Instructions for the task. In the passage on dissolving the Union, swap "border states" for "frontier states" and write out the text from "slaves within the" up to and including "one will deny.".

Provided text.
If it were abolished in the District of Columbia and the Union were dissolved, would the dissolution of the Union restore slavery in the District of Columbia? Is your chance for the recovery of your fugitive slaves safer in a state of dissolution or of severance of the Union than when in the Union itself? Why, sir, what is the state of the fact? In the Union you lose some slaves and recover others; but here let me revert to a fact which I ought to have noticed before, because it is highly creditable to the courts and juries of the free states. In every instance, as far as my information extends, in which an appeal has been made to the courts of justice to recover penalties from those who have assisted in decoying slaves from their masters-in every instance, as far as I have heard the court has asserted the rights of the owner, and the jury has promptly returned an adequate verdict on his behalf. Well, sir, there is then some remedy while you are a part of the Union for the recovery of your slaves, and some indemnification for their loss. What would you have, if the Union was severed? Why, the several parts would be independent of each other-foreign countries-and slaves escaping from one to the other would be like slaves escaping from the United States to Canada. There would be no right of extradition, no right to demand your slaves; no right to appeal to the courts of justice to indemnify you for the loss of your slaves. Where one slave escapes now by running away from his master, hundreds and thousands would escape if the Union were dissevered-I care not how or where you run the line, or whether independent sovereignties be established. Well, sir, finally, will you, in case of a dissolution of the Union, be safer with your

slaves within the separated portions of the states than you are now! Mr. President, that they will escape much more frequently from the border states no one will deny.

Rows.
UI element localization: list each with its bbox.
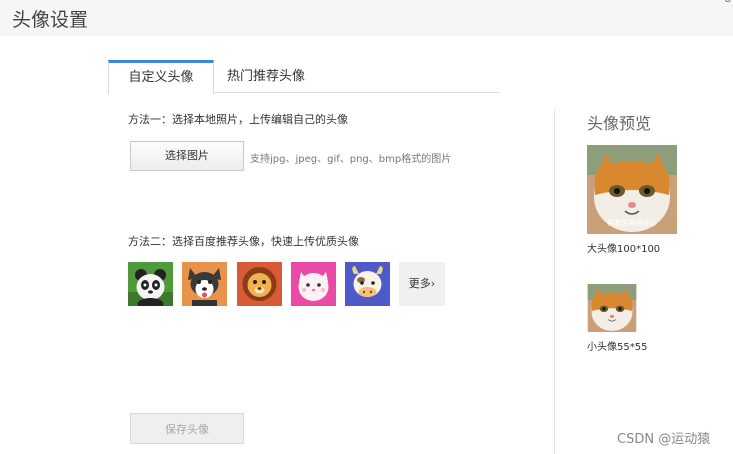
tab-custom-avatar[interactable]: 自定义头像	[108, 60, 214, 94]
recommended-avatar-cow[interactable]	[345, 262, 390, 306]
small-avatar-preview	[587, 284, 637, 332]
header-bar: 头像设置 8	[0, 0, 733, 36]
choose-image-button[interactable]: 选择图片	[130, 141, 244, 171]
recommended-avatar-lion[interactable]	[237, 262, 282, 306]
recommended-avatar-pink-cat[interactable]	[291, 262, 336, 306]
recommended-avatar-panda[interactable]	[128, 262, 173, 306]
more-avatars-button[interactable]: 更多›	[399, 262, 445, 306]
tab-popular-avatar[interactable]: 热门推荐头像	[216, 60, 316, 93]
format-hint: 支持jpg、jpeg、gif、png、bmp格式的图片	[250, 154, 452, 165]
page-title: 头像设置	[12, 9, 89, 31]
method1-label: 方法一：选择本地照片，上传编辑自己的头像	[128, 113, 348, 126]
large-avatar-preview: 笑着笑笑得开心	[587, 145, 677, 234]
large-avatar-label: 大头像100*100	[587, 244, 661, 255]
tab-bar: 自定义头像 热门推荐头像	[108, 60, 499, 94]
column-divider	[554, 110, 555, 454]
recommended-avatar-husky[interactable]	[182, 262, 227, 306]
save-avatar-button[interactable]: 保存头像	[130, 413, 244, 444]
corner-mark: 8	[725, 0, 731, 5]
preview-title: 头像预览	[587, 114, 652, 133]
watermark: CSDN @运动猿	[617, 432, 711, 447]
preview-caption: 笑着笑笑得开心	[608, 218, 657, 227]
small-avatar-label: 小头像55*55	[587, 342, 648, 353]
method2-label: 方法二：选择百度推荐头像，快速上传优质头像	[128, 235, 359, 248]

Solution to this task.
slaves within the separated portions of the states than you are now! Mr. President, that they will escape much more frequently from the frontier states no one will deny.